_Task objective_
Pick out each line in the records below that contains the word "this", treating uppercase and lowercase as different.

_Records supplied_
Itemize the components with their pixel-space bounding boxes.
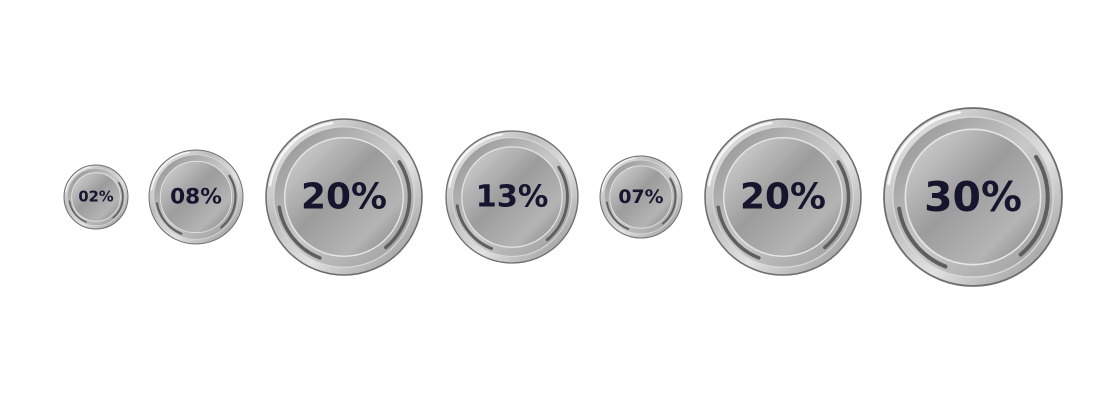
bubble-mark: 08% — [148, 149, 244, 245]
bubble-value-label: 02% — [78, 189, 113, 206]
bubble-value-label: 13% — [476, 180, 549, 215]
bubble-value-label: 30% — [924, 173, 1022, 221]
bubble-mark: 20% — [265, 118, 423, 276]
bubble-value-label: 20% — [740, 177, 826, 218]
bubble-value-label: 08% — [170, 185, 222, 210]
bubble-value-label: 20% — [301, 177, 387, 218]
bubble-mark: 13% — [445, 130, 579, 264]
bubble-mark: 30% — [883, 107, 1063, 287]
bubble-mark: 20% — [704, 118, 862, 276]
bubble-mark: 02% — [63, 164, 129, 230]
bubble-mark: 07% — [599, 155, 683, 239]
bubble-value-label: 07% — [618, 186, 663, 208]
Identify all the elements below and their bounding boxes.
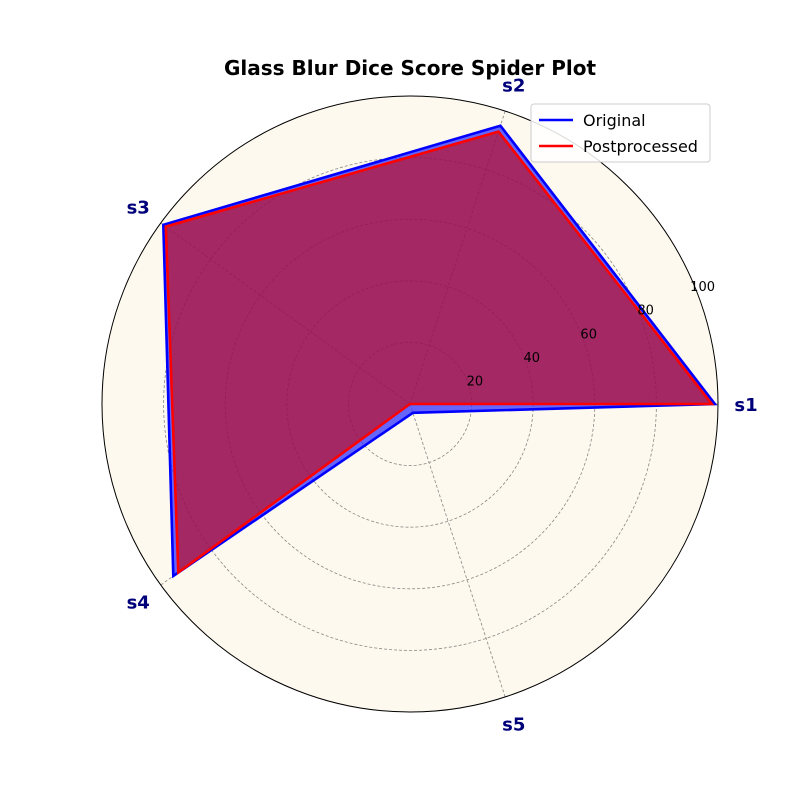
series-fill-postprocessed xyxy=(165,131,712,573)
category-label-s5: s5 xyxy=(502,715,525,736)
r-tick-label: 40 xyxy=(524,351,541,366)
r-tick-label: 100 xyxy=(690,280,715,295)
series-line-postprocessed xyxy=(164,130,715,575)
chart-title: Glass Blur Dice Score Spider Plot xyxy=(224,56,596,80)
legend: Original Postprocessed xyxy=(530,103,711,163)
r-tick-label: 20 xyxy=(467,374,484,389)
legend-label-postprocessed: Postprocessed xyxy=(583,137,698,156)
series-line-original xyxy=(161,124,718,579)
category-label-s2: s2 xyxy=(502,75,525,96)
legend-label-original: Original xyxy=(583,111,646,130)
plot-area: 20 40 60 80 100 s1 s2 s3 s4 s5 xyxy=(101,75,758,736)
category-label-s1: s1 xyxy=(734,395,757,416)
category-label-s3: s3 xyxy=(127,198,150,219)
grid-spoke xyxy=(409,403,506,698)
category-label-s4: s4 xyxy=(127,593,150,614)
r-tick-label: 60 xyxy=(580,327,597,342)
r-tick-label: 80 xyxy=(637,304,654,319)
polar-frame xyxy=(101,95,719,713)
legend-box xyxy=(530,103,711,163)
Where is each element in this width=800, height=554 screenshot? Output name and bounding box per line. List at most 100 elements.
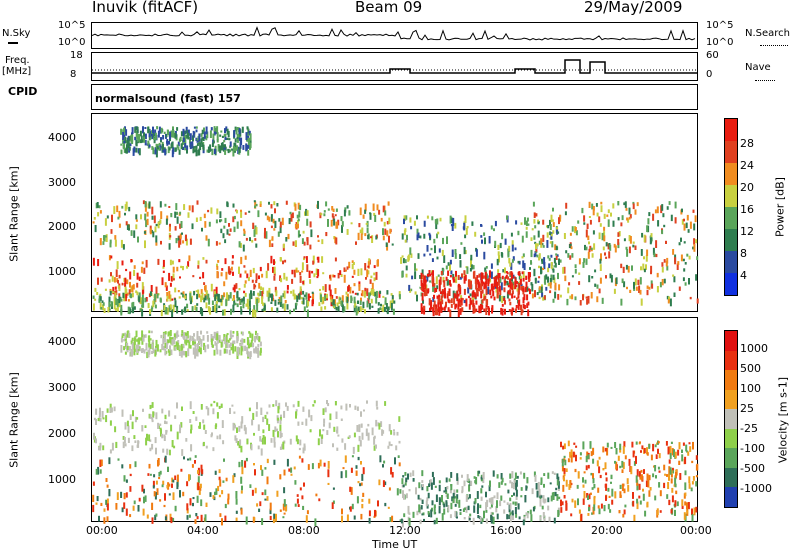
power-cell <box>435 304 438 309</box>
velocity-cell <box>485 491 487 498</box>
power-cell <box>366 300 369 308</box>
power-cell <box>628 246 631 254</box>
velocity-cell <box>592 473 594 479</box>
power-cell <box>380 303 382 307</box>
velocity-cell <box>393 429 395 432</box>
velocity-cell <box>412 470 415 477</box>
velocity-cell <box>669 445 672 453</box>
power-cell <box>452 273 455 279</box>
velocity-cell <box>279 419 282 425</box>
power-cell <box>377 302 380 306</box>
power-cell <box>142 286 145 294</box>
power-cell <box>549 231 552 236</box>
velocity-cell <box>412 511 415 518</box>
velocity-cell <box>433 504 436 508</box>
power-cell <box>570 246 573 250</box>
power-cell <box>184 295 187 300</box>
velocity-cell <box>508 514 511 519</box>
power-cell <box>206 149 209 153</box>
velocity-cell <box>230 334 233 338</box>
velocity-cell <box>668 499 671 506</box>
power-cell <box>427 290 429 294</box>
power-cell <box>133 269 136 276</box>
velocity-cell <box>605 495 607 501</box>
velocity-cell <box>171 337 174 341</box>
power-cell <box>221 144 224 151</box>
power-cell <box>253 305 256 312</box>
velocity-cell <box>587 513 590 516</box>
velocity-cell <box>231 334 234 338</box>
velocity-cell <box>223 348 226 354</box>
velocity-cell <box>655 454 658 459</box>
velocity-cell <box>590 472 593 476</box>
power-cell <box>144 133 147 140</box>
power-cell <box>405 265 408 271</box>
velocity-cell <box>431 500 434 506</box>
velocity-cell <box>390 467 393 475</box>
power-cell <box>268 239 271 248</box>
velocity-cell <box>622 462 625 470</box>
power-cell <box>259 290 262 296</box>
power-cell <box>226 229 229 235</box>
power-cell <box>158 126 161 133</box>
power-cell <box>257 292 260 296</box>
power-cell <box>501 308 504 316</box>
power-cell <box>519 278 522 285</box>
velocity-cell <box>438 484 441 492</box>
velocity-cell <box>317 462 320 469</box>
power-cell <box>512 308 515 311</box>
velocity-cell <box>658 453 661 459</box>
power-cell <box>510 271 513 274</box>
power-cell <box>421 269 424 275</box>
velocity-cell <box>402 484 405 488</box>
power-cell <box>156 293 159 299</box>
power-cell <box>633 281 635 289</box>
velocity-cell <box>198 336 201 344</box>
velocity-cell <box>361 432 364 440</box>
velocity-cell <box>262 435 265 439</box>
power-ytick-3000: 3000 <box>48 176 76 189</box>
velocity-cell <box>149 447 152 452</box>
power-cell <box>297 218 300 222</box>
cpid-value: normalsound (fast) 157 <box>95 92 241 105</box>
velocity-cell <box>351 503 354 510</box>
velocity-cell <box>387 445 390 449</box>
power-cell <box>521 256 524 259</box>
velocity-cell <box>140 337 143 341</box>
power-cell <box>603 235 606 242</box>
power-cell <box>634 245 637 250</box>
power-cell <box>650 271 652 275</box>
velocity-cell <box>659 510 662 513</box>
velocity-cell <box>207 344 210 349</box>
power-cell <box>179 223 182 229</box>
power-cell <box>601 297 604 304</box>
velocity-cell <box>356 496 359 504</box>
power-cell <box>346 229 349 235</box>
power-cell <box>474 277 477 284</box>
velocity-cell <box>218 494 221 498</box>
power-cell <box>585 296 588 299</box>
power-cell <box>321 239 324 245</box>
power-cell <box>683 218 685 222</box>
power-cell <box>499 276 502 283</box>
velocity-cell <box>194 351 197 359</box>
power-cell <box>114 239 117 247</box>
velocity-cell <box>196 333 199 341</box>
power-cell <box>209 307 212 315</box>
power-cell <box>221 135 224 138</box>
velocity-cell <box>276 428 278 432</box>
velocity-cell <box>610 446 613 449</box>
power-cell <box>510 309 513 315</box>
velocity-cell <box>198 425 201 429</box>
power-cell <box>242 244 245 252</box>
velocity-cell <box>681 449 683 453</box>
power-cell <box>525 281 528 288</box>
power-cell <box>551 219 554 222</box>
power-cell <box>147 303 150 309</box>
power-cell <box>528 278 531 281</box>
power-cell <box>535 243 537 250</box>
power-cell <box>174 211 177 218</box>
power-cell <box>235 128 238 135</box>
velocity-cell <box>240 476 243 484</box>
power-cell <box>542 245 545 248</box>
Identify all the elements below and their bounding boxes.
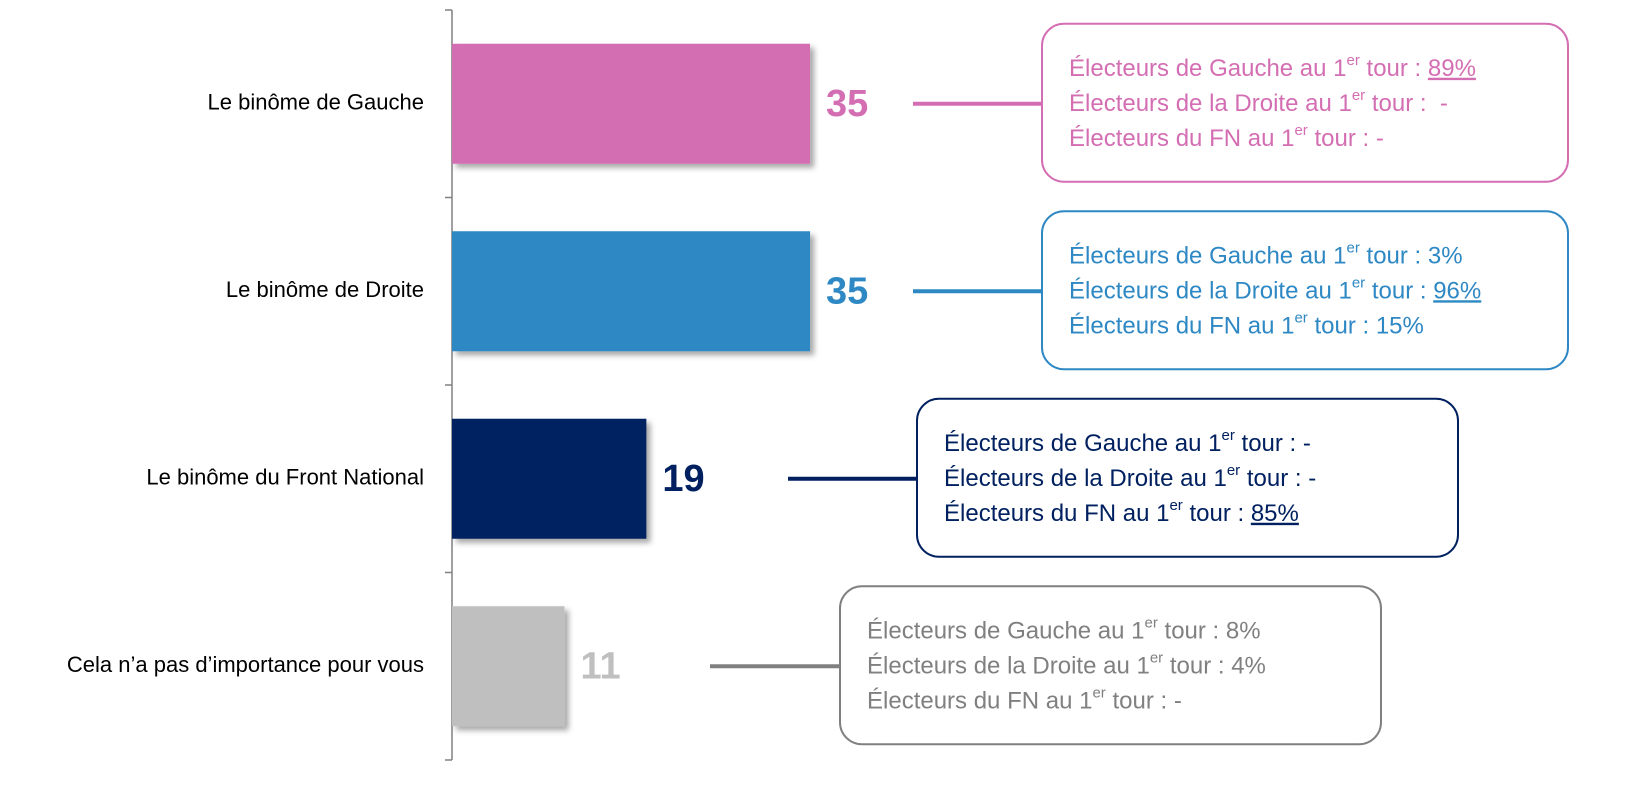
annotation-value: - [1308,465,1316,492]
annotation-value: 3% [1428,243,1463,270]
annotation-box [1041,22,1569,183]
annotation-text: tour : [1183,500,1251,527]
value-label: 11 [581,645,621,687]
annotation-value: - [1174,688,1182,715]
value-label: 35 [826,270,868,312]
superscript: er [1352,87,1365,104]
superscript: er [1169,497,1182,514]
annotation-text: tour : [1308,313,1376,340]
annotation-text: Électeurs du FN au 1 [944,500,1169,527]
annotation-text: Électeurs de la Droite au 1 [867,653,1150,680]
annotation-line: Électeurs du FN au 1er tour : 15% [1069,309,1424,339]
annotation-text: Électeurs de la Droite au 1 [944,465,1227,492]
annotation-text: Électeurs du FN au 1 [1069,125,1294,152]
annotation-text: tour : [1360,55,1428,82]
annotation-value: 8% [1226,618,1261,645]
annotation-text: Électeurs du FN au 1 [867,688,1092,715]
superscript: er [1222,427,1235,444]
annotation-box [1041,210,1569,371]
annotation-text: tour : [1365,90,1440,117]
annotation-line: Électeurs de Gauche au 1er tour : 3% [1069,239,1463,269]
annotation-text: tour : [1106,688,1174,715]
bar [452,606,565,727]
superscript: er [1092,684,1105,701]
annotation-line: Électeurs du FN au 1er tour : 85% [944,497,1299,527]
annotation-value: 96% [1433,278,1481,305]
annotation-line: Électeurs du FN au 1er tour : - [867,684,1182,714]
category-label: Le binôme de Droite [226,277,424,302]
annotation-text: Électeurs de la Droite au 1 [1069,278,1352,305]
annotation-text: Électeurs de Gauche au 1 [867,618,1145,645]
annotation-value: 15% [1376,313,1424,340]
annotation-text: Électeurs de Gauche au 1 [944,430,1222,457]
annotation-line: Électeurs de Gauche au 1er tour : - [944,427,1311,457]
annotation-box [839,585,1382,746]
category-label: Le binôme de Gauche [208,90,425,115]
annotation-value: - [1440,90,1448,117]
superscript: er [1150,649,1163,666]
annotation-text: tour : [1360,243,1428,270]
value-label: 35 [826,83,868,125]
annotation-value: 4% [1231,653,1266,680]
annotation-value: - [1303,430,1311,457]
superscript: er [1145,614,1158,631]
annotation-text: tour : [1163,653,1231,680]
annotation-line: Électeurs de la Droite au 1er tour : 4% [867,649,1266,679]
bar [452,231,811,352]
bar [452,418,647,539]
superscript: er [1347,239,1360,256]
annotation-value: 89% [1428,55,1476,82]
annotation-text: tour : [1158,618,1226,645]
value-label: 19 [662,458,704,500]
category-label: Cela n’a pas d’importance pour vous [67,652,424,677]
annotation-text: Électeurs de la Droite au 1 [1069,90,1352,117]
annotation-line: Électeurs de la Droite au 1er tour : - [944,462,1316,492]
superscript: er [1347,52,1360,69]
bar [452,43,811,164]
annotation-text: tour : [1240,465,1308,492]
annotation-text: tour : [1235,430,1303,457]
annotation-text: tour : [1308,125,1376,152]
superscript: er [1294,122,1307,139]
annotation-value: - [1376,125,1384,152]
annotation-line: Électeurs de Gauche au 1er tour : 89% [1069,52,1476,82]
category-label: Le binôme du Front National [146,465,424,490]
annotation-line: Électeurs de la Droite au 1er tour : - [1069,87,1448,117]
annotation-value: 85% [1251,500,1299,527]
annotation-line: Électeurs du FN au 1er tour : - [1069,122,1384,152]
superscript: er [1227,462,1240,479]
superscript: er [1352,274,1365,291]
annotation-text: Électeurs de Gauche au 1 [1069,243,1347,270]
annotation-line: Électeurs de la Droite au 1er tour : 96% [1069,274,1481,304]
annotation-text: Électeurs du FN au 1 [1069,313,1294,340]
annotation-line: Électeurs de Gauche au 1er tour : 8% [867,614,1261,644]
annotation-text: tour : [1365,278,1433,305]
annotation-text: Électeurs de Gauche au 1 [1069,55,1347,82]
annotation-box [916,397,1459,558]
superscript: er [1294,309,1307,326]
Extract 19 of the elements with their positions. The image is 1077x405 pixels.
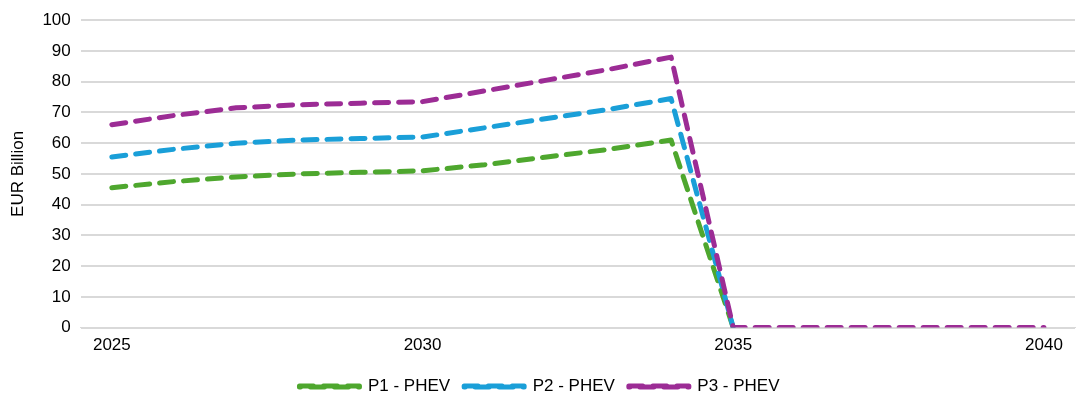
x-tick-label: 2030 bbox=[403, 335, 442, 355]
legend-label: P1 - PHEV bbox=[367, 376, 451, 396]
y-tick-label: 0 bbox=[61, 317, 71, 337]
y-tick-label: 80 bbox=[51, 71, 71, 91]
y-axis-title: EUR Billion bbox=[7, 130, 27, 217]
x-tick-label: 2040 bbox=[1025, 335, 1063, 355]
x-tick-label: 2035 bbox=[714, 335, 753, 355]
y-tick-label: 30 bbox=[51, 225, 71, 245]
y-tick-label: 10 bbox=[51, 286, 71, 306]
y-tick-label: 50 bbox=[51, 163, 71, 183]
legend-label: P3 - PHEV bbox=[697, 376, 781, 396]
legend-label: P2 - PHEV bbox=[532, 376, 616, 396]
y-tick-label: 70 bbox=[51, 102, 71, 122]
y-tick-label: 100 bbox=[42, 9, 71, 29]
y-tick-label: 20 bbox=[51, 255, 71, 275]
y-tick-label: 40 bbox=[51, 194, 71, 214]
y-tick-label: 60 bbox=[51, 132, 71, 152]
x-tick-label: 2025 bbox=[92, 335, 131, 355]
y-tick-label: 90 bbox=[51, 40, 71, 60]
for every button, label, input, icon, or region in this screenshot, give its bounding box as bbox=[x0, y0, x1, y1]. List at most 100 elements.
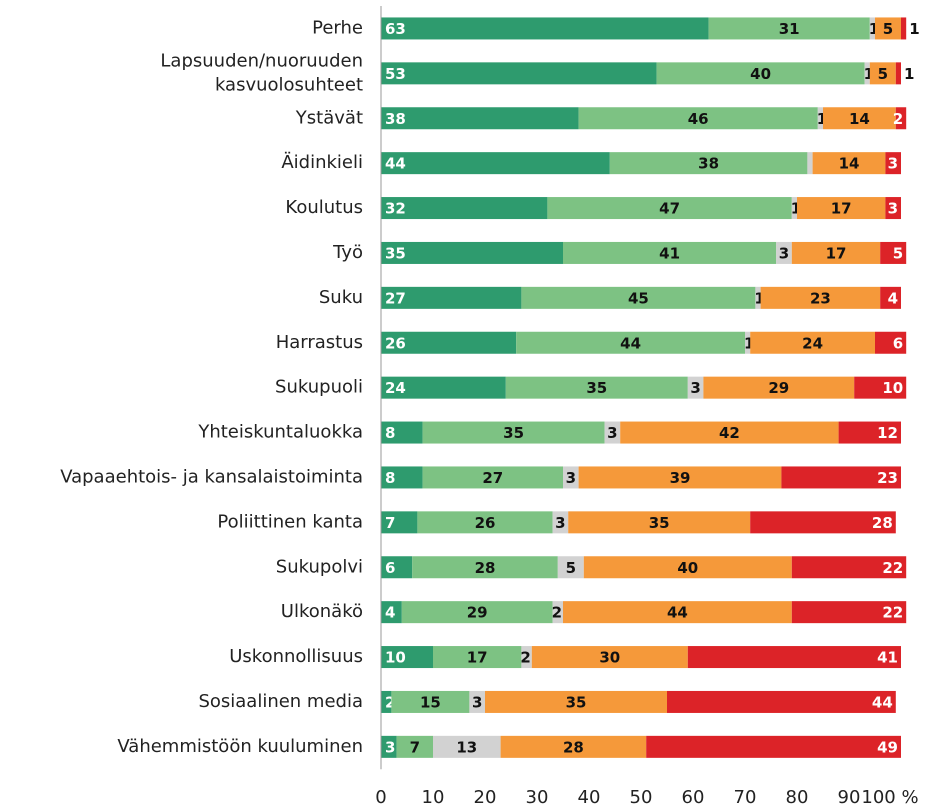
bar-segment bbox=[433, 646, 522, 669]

_Finished answer_
Where is each element in this width=800, height=554 screenshot? Output name and bounding box per line. List at most 100 elements.
for every button, label, input, icon, or region in this screenshot, give its bounding box as bbox=[x0, y0, x1, y1]. List at most 100 elements.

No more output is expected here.